Work instructions:
Extract the full listing verbatim and drop any pictures from your copy.

Listed entries:
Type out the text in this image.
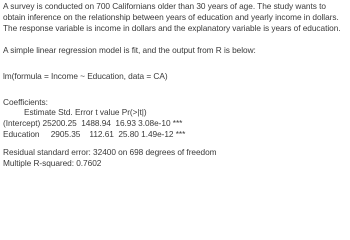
A survey is conducted on 700 Californians older than 30 years of age. The study wants to obtain inference on the relationship between years of education and yearly income in dollars. The response variable is income in dollars and the explanatory variable is years of education.

A simple linear regression model is fit, and the output from R is below:
lm(formula = Income ~ Education, data = CA)
Coefficients:
Estimate Std. Error t value Pr(>|t|)
(Intercept) 25200.25  1488.94  16.93 3.08e-10 ***
Education     2905.35    112.61  25.80 1.49e-12 ***
Residual standard error: 32400 on 698 degrees of freedom
Multiple R-squared: 0.7602
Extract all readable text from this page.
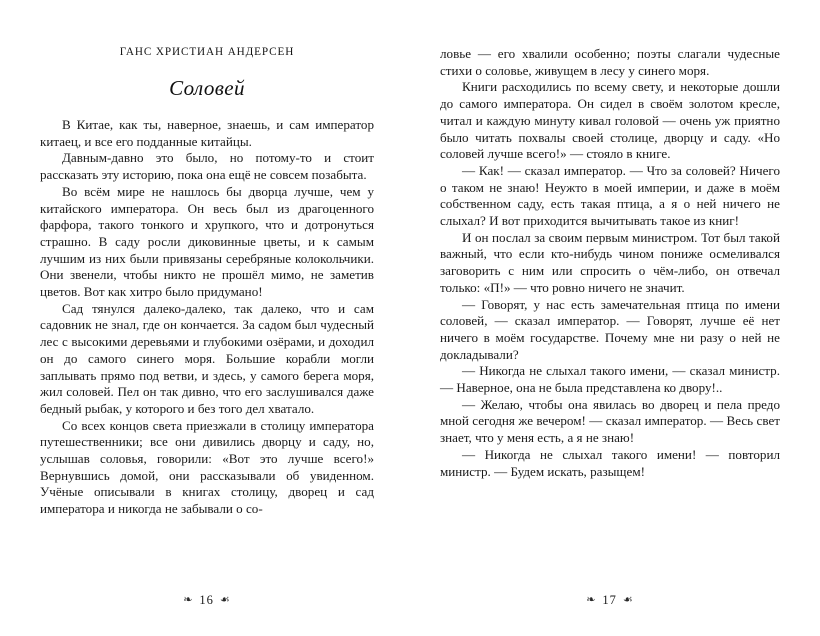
ГАНС ХРИСТИАН АНДЕРСЕН
Соловей

В Китае, как ты, наверное, знаешь, и сам император китаец, и все его подданные китайцы.

Давным-давно это было, но потому-то и стоит рассказать эту историю, пока она ещё не совсем позабыта.

Во всём мире не нашлось бы дворца лучше, чем у китайского императора. Он весь был из драгоценного фарфора, такого тонкого и хрупкого, что и дотронуться страшно. В саду росли диковинные цветы, и к самым лучшим из них были привязаны серебряные колокольчики. Они звенели, чтобы никто не прошёл мимо, не заметив цветов. Вот как хитро было придумано!

Сад тянулся далеко-далеко, так далеко, что и сам садовник не знал, где он кончается. За садом был чудесный лес с высокими деревьями и глубокими озёрами, и доходил он до самого синего моря. Большие корабли могли заплывать прямо под ветви, и здесь, у самого берега моря, жил соловей. Пел он так дивно, что его заслушивался даже бедный рыбак, у которого и без того дел хватало.

Со всех концов света приезжали в столицу императора путешественники; все они дивились дворцу и саду, но, услышав соловья, говорили: «Вот это лучше всего!» Вернувшись домой, они рассказывали об увиденном. Учёные описывали в книгах столицу, дворец и сад императора и никогда не забывали о со-

❧ 16 ☙

ловье — его хвалили особенно; поэты слагали чудесные стихи о соловье, живущем в лесу у синего моря.

Книги расходились по всему свету, и некоторые дошли до самого императора. Он сидел в своём золотом кресле, читал и каждую минуту кивал головой — очень уж приятно было читать похвалы своей столице, дворцу и саду. «Но соловей лучше всего!» — стояло в книге.

— Как! — сказал император. — Что за соловей? Ничего о таком не знаю! Неужто в моей империи, и даже в моём собственном саду, есть такая птица, а я о ней ничего не слыхал? И вот приходится вычитывать такое из книг!

И он послал за своим первым министром. Тот был такой важный, что если кто-нибудь чином пониже осмеливался заговорить с ним или спросить о чём-либо, он отвечал только: «П!» — что ровно ничего не значит.

— Говорят, у нас есть замечательная птица по имени соловей, — сказал император. — Говорят, лучше её нет ничего в моём государстве. Почему мне ни разу о ней не докладывали?

— Никогда не слыхал такого имени, — сказал министр. — Наверное, она не была представлена ко двору!..

— Желаю, чтобы она явилась во дворец и пела предо мной сегодня же вечером! — сказал император. — Весь свет знает, что у меня есть, а я не знаю!

— Никогда не слыхал такого имени! — повторил министр. — Будем искать, разыщем!

❧ 17 ☙
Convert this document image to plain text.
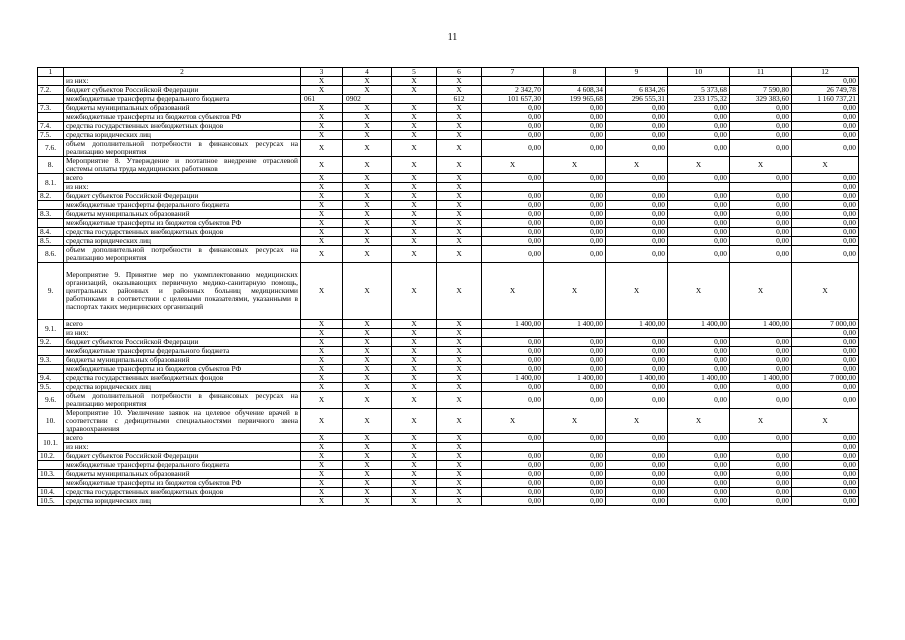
11
1	2	3	4	5	6	7	8	9	10	11	12
	из них:	X	X	X	X						0,00
7.2.	бюджет субъектов Российской Федерации	X	X	X	X	2 342,70	4 608,34	6 834,26	5 373,68	7 590,80	26 749,78
	межбюджетные трансферты федерального бюджета	061	0902		612	101 657,30	199 965,68	296 555,31	233 175,32	329 383,60	1 160 737,21
7.3.	бюджеты муниципальных образований	X	X	X	X	0,00	0,00	0,00	0,00	0,00	0,00
	межбюджетные трансферты из бюджетов субъектов РФ	X	X	X	X	0,00	0,00	0,00	0,00	0,00	0,00
7.4.	средства государственных внебюджетных фондов	X	X	X	X	0,00	0,00	0,00	0,00	0,00	0,00
7.5.	средства юридических лиц	X	X	X	X	0,00	0,00	0,00	0,00	0,00	0,00
7.6.	объем дополнительной потребности в финансовых ресурсах на реализацию мероприятия	X	X	X	X	0,00	0,00	0,00	0,00	0,00	0,00
8.	Мероприятие 8. Утверждение и поэтапное внедрение отраслевой системы оплаты труда медицинских работников	X	X	X	X	X	X	X	X	X	X
8.1.	всего	X	X	X	X	0,00	0,00	0,00	0,00	0,00	0,00
	из них:	X	X	X	X						0,00
8.2.	бюджет субъектов Российской Федерации	X	X	X	X	0,00	0,00	0,00	0,00	0,00	0,00
	межбюджетные трансферты федерального бюджета	X	X	X	X	0,00	0,00	0,00	0,00	0,00	0,00
8.3.	бюджеты муниципальных образований	X	X	X	X	0,00	0,00	0,00	0,00	0,00	0,00
	межбюджетные трансферты из бюджетов субъектов РФ	X	X	X	X	0,00	0,00	0,00	0,00	0,00	0,00
8.4.	средства государственных внебюджетных фондов	X	X	X	X	0,00	0,00	0,00	0,00	0,00	0,00
8.5.	средства юридических лиц	X	X	X	X	0,00	0,00	0,00	0,00	0,00	0,00
8.6.	объем дополнительной потребности в финансовых ресурсах на реализацию мероприятия	X	X	X	X	0,00	0,00	0,00	0,00	0,00	0,00
9.	Мероприятие 9. Принятие мер по укомплектованию медицинских организаций, оказывающих первичную медико-санитарную помощь, центральных районных и районных больниц медицинскими работниками в соответствии с целевыми показателями, указанными в паспортах таких медицинских организаций	X	X	X	X	X	X	X	X	X	X
9.1.	всего	X	X	X	X	1 400,00	1 400,00	1 400,00	1 400,00	1 400,00	7 000,00
	из них:	X	X	X	X						0,00
9.2.	бюджет субъектов Российской Федерации	X	X	X	X	0,00	0,00	0,00	0,00	0,00	0,00
	межбюджетные трансферты федерального бюджета	X	X	X	X	0,00	0,00	0,00	0,00	0,00	0,00
9.3.	бюджеты муниципальных образований	X	X	X	X	0,00	0,00	0,00	0,00	0,00	0,00
	межбюджетные трансферты из бюджетов субъектов РФ	X	X	X	X	0,00	0,00	0,00	0,00	0,00	0,00
9.4.	средства государственных внебюджетных фондов	X	X	X	X	1 400,00	1 400,00	1 400,00	1 400,00	1 400,00	7 000,00
9.5.	средства юридических лиц	X	X	X	X	0,00	0,00	0,00	0,00	0,00	0,00
9.6.	объем дополнительной потребности в финансовых ресурсах на реализацию мероприятия	X	X	X	X	0,00	0,00	0,00	0,00	0,00	0,00
10.	Мероприятие 10. Увеличение заявок на целевое обучение врачей в соответствии с дефицитными специальностями первичного звена здравоохранения	X	X	X	X	X	X	X	X	X	X
10.1.	всего	X	X	X	X	0,00	0,00	0,00	0,00	0,00	0,00
	из них:	X	X	X	X						0,00
10.2.	бюджет субъектов Российской Федерации	X	X	X	X	0,00	0,00	0,00	0,00	0,00	0,00
	межбюджетные трансферты федерального бюджета	X	X	X	X	0,00	0,00	0,00	0,00	0,00	0,00
10.3.	бюджеты муниципальных образований	X	X	X	X	0,00	0,00	0,00	0,00	0,00	0,00
	межбюджетные трансферты из бюджетов субъектов РФ	X	X	X	X	0,00	0,00	0,00	0,00	0,00	0,00
10.4.	средства государственных внебюджетных фондов	X	X	X	X	0,00	0,00	0,00	0,00	0,00	0,00
10.5.	средства юридических лиц	X	X	X	X	0,00	0,00	0,00	0,00	0,00	0,00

Finished answer:
Type out the text in this image.
A survey is conducted on 700 Californians older than 30 years of age. The study wants to obtain inference on the relationship between years of education and yearly income in dollars. The response variable is income in dollars and the explanatory variable is years of education.

A simple linear regression model is fit, and the output from R is below:
lm(formula = Income ~ Education, data = CA)
Coefficients:
Estimate Std. Error t value Pr(>|t|)
(Intercept) 25200.25  1488.94  16.93 3.08e-10 ***
Education     2905.35    112.61  25.80 1.49e-12 ***
Residual standard error: 32400 on 698 degrees of freedom
Multiple R-squared: 0.7602
Extract all readable text from this page.
ГАНС ХРИСТИАН АНДЕРСЕН
Соловей

В Китае, как ты, наверное, знаешь, и сам император китаец, и все его подданные китайцы.

Давным-давно это было, но потому-то и стоит рассказать эту историю, пока она ещё не совсем позабыта.

Во всём мире не нашлось бы дворца лучше, чем у китайского императора. Он весь был из драгоценного фарфора, такого тонкого и хрупкого, что и дотронуться страшно. В саду росли диковинные цветы, и к самым лучшим из них были привязаны серебряные колокольчики. Они звенели, чтобы никто не прошёл мимо, не заметив цветов. Вот как хитро было придумано!

Сад тянулся далеко-далеко, так далеко, что и сам садовник не знал, где он кончается. За садом был чудесный лес с высокими деревьями и глубокими озёрами, и доходил он до самого синего моря. Большие корабли могли заплывать прямо под ветви, и здесь, у самого берега моря, жил соловей. Пел он так дивно, что его заслушивался даже бедный рыбак, у которого и без того дел хватало.

Со всех концов света приезжали в столицу императора путешественники; все они дивились дворцу и саду, но, услышав соловья, говорили: «Вот это лучше всего!» Вернувшись домой, они рассказывали об увиденном. Учёные описывали в книгах столицу, дворец и сад императора и никогда не забывали о со-

❧ 16 ☙

ловье — его хвалили особенно; поэты слагали чудесные стихи о соловье, живущем в лесу у синего моря.

Книги расходились по всему свету, и некоторые дошли до самого императора. Он сидел в своём золотом кресле, читал и каждую минуту кивал головой — очень уж приятно было читать похвалы своей столице, дворцу и саду. «Но соловей лучше всего!» — стояло в книге.

— Как! — сказал император. — Что за соловей? Ничего о таком не знаю! Неужто в моей империи, и даже в моём собственном саду, есть такая птица, а я о ней ничего не слыхал? И вот приходится вычитывать такое из книг!

И он послал за своим первым министром. Тот был такой важный, что если кто-нибудь чином пониже осмеливался заговорить с ним или спросить о чём-либо, он отвечал только: «П!» — что ровно ничего не значит.

— Говорят, у нас есть замечательная птица по имени соловей, — сказал император. — Говорят, лучше её нет ничего в моём государстве. Почему мне ни разу о ней не докладывали?

— Никогда не слыхал такого имени, — сказал министр. — Наверное, она не была представлена ко двору!..

— Желаю, чтобы она явилась во дворец и пела предо мной сегодня же вечером! — сказал император. — Весь свет знает, что у меня есть, а я не знаю!

— Никогда не слыхал такого имени! — повторил министр. — Будем искать, разыщем!

❧ 17 ☙
Convert this document image to plain text.
11
1	2	3	4	5	6	7	8	9	10	11	12
	из них:	X	X	X	X						0,00
7.2.	бюджет субъектов Российской Федерации	X	X	X	X	2 342,70	4 608,34	6 834,26	5 373,68	7 590,80	26 749,78
	межбюджетные трансферты федерального бюджета	061	0902		612	101 657,30	199 965,68	296 555,31	233 175,32	329 383,60	1 160 737,21
7.3.	бюджеты муниципальных образований	X	X	X	X	0,00	0,00	0,00	0,00	0,00	0,00
	межбюджетные трансферты из бюджетов субъектов РФ	X	X	X	X	0,00	0,00	0,00	0,00	0,00	0,00
7.4.	средства государственных внебюджетных фондов	X	X	X	X	0,00	0,00	0,00	0,00	0,00	0,00
7.5.	средства юридических лиц	X	X	X	X	0,00	0,00	0,00	0,00	0,00	0,00
7.6.	объем дополнительной потребности в финансовых ресурсах на реализацию мероприятия	X	X	X	X	0,00	0,00	0,00	0,00	0,00	0,00
8.	Мероприятие 8. Утверждение и поэтапное внедрение отраслевой системы оплаты труда медицинских работников	X	X	X	X	X	X	X	X	X	X
8.1.	всего	X	X	X	X	0,00	0,00	0,00	0,00	0,00	0,00
	из них:	X	X	X	X						0,00
8.2.	бюджет субъектов Российской Федерации	X	X	X	X	0,00	0,00	0,00	0,00	0,00	0,00
	межбюджетные трансферты федерального бюджета	X	X	X	X	0,00	0,00	0,00	0,00	0,00	0,00
8.3.	бюджеты муниципальных образований	X	X	X	X	0,00	0,00	0,00	0,00	0,00	0,00
	межбюджетные трансферты из бюджетов субъектов РФ	X	X	X	X	0,00	0,00	0,00	0,00	0,00	0,00
8.4.	средства государственных внебюджетных фондов	X	X	X	X	0,00	0,00	0,00	0,00	0,00	0,00
8.5.	средства юридических лиц	X	X	X	X	0,00	0,00	0,00	0,00	0,00	0,00
8.6.	объем дополнительной потребности в финансовых ресурсах на реализацию мероприятия	X	X	X	X	0,00	0,00	0,00	0,00	0,00	0,00
9.	Мероприятие 9. Принятие мер по укомплектованию медицинских организаций, оказывающих первичную медико-санитарную помощь, центральных районных и районных больниц медицинскими работниками в соответствии с целевыми показателями, указанными в паспортах таких медицинских организаций	X	X	X	X	X	X	X	X	X	X
9.1.	всего	X	X	X	X	1 400,00	1 400,00	1 400,00	1 400,00	1 400,00	7 000,00
	из них:	X	X	X	X						0,00
9.2.	бюджет субъектов Российской Федерации	X	X	X	X	0,00	0,00	0,00	0,00	0,00	0,00
	межбюджетные трансферты федерального бюджета	X	X	X	X	0,00	0,00	0,00	0,00	0,00	0,00
9.3.	бюджеты муниципальных образований	X	X	X	X	0,00	0,00	0,00	0,00	0,00	0,00
	межбюджетные трансферты из бюджетов субъектов РФ	X	X	X	X	0,00	0,00	0,00	0,00	0,00	0,00
9.4.	средства государственных внебюджетных фондов	X	X	X	X	1 400,00	1 400,00	1 400,00	1 400,00	1 400,00	7 000,00
9.5.	средства юридических лиц	X	X	X	X	0,00	0,00	0,00	0,00	0,00	0,00
9.6.	объем дополнительной потребности в финансовых ресурсах на реализацию мероприятия	X	X	X	X	0,00	0,00	0,00	0,00	0,00	0,00
10.	Мероприятие 10. Увеличение заявок на целевое обучение врачей в соответствии с дефицитными специальностями первичного звена здравоохранения	X	X	X	X	X	X	X	X	X	X
10.1.	всего	X	X	X	X	0,00	0,00	0,00	0,00	0,00	0,00
	из них:	X	X	X	X						0,00
10.2.	бюджет субъектов Российской Федерации	X	X	X	X	0,00	0,00	0,00	0,00	0,00	0,00
	межбюджетные трансферты федерального бюджета	X	X	X	X	0,00	0,00	0,00	0,00	0,00	0,00
10.3.	бюджеты муниципальных образований	X	X	X	X	0,00	0,00	0,00	0,00	0,00	0,00
	межбюджетные трансферты из бюджетов субъектов РФ	X	X	X	X	0,00	0,00	0,00	0,00	0,00	0,00
10.4.	средства государственных внебюджетных фондов	X	X	X	X	0,00	0,00	0,00	0,00	0,00	0,00
10.5.	средства юридических лиц	X	X	X	X	0,00	0,00	0,00	0,00	0,00	0,00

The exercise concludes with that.